*OBJECTIVE*
In the records that follow, locate every line with "emotional" and extract it.

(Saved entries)
================================
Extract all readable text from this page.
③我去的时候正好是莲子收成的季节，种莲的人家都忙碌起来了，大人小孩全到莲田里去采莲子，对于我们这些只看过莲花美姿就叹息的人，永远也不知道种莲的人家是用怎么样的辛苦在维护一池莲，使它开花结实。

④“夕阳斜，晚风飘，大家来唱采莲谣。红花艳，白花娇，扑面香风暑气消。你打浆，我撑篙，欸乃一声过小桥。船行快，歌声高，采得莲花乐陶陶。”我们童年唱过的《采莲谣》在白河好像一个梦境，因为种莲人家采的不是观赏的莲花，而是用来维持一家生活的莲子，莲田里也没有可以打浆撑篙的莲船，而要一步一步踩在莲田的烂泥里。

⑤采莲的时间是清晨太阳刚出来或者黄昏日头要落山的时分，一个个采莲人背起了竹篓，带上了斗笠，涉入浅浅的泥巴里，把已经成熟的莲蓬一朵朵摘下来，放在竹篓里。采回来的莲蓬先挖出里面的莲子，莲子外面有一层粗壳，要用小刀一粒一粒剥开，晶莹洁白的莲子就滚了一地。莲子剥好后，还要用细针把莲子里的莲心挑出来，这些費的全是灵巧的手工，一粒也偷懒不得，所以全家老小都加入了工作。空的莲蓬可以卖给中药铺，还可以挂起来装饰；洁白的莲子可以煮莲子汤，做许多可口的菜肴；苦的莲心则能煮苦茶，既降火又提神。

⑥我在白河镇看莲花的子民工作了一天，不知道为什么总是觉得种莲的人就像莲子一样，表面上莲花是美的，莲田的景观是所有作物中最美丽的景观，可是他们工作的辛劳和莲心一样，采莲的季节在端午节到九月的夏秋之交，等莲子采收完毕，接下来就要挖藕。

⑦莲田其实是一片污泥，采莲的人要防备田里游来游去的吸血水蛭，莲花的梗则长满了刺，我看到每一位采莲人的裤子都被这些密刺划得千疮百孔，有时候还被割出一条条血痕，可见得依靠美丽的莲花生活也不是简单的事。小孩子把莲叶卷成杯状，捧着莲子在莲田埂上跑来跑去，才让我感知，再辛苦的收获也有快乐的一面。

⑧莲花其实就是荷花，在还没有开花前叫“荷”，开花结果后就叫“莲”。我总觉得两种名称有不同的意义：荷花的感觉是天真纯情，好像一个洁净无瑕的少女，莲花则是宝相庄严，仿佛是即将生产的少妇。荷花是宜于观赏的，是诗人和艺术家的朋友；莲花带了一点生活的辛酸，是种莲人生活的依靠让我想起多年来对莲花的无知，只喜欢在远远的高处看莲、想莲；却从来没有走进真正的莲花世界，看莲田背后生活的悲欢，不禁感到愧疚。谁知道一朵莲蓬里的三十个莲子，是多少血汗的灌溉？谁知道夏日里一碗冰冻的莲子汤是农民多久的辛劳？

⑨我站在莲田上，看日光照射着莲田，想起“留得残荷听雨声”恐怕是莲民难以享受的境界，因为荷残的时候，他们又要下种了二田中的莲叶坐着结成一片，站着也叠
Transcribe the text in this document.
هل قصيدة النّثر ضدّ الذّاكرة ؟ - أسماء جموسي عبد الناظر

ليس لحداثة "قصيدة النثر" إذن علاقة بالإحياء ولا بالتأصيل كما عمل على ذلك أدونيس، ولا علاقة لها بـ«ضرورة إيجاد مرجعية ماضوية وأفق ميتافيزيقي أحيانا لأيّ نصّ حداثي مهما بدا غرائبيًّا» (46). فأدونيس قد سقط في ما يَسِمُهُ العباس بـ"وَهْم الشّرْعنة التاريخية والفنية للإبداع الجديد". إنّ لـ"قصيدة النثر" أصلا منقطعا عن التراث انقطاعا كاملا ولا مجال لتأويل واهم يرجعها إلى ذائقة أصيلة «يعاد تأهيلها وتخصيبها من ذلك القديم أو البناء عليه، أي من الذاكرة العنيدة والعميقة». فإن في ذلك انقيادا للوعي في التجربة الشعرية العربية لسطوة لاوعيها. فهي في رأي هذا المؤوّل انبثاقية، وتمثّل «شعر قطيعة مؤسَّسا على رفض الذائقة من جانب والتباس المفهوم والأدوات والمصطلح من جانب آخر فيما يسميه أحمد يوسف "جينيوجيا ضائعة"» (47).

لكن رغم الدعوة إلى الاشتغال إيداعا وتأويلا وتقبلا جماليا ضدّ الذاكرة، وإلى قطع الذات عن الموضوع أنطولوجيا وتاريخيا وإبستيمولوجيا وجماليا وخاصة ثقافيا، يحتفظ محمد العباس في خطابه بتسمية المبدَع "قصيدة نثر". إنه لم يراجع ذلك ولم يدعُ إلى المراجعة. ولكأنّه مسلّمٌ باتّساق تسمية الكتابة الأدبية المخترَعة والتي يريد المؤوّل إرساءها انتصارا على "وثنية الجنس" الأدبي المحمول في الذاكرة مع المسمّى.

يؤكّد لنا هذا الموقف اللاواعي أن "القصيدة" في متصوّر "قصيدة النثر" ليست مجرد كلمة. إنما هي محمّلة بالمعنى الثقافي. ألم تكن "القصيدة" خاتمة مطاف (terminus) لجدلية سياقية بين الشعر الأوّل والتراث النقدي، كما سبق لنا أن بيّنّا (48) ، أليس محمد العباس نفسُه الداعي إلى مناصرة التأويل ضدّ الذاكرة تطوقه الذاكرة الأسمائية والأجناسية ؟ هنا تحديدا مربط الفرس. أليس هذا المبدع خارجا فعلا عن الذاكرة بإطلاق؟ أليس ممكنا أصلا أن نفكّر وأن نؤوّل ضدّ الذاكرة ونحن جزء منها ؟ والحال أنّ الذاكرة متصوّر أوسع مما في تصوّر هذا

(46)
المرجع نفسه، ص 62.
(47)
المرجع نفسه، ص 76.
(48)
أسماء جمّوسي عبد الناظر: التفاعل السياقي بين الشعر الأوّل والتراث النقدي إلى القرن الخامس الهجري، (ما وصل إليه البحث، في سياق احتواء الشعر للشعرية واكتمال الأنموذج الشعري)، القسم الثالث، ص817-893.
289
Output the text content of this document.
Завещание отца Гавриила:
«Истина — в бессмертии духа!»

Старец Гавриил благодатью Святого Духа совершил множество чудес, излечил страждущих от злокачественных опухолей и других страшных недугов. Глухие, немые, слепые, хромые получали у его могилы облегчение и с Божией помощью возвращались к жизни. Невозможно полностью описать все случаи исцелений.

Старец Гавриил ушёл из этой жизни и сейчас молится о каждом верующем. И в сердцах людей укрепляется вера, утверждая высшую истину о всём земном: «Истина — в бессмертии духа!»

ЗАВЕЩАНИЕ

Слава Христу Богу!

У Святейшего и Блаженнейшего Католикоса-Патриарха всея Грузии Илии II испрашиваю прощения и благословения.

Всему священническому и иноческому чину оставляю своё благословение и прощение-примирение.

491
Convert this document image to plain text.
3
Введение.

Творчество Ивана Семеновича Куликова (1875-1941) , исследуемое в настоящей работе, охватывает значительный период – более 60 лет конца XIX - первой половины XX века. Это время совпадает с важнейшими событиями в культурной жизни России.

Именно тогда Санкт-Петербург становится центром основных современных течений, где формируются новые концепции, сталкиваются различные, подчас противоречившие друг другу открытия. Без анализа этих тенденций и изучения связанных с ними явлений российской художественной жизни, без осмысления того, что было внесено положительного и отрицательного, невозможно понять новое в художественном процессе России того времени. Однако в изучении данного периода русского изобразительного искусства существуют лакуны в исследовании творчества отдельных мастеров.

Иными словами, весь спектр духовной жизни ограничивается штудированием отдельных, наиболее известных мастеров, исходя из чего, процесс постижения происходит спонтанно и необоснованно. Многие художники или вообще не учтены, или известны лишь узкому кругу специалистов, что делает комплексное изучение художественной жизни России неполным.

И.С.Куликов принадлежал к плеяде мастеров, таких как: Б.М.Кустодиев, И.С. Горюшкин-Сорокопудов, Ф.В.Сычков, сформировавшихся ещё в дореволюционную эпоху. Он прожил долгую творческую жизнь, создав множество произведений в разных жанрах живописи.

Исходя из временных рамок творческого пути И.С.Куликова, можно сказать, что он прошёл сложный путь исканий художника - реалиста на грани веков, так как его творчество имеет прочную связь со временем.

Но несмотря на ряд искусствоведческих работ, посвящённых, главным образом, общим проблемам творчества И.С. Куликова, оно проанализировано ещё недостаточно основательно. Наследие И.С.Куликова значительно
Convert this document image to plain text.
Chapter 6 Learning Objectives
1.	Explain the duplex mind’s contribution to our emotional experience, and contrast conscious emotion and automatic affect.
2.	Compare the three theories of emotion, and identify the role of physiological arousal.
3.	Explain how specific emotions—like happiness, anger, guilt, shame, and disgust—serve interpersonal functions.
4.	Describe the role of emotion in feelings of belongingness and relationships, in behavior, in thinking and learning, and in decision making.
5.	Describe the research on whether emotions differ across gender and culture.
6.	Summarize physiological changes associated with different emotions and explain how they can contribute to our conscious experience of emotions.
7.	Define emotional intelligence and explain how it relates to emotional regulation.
================================
*TASK OUTPUT*
1.	Explain the duplex mind’s contribution to our emotional experience, and contrast conscious emotion and automatic affect.
7.	Define emotional intelligence and explain how it relates to emotional regulation.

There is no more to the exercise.